─── Material supplied ───

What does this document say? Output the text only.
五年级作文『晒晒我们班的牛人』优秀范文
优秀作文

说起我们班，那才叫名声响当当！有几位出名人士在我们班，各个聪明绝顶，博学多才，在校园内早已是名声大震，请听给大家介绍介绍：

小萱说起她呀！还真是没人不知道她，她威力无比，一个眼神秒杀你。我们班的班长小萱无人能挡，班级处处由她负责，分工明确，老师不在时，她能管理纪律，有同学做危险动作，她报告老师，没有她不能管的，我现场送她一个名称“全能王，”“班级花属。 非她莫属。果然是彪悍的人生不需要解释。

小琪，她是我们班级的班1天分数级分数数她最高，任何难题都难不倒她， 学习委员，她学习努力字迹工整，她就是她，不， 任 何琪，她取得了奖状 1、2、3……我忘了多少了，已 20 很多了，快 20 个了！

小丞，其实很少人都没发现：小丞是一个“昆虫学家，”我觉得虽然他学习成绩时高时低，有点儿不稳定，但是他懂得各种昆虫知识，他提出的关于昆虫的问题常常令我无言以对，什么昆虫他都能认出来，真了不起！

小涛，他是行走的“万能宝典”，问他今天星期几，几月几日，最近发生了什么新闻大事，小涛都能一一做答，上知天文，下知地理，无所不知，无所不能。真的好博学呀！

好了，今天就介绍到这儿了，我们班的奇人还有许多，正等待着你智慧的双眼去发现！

───

:: What you are asked to do ::
Write out the records shown above, exactly as they appear.

:: Exercise output ::
What does this document say? Output the text only.
五年级作文『晒晒我们班的牛人』优秀范文
优秀作文

说起我们班，那才叫名声响当当！有几位出名人士在我们班，各个聪明绝顶，博学多才，在校园内早已是名声大震，请听给大家介绍介绍：

小萱说起她呀！还真是没人不知道她，她威力无比，一个眼神秒杀你。我们班的班长小萱无人能挡，班级处处由她负责，分工明确，老师不在时，她能管理纪律，有同学做危险动作，她报告老师，没有她不能管的，我现场送她一个名称“全能王，”“班级花属。 非她莫属。果然是彪悍的人生不需要解释。

小琪，她是我们班级的班1天分数级分数数她最高，任何难题都难不倒她， 学习委员，她学习努力字迹工整，她就是她，不， 任 何琪，她取得了奖状 1、2、3……我忘了多少了，已 20 很多了，快 20 个了！

小丞，其实很少人都没发现：小丞是一个“昆虫学家，”我觉得虽然他学习成绩时高时低，有点儿不稳定，但是他懂得各种昆虫知识，他提出的关于昆虫的问题常常令我无言以对，什么昆虫他都能认出来，真了不起！

小涛，他是行走的“万能宝典”，问他今天星期几，几月几日，最近发生了什么新闻大事，小涛都能一一做答，上知天文，下知地理，无所不知，无所不能。真的好博学呀！

好了，今天就介绍到这儿了，我们班的奇人还有许多，正等待着你智慧的双眼去发现！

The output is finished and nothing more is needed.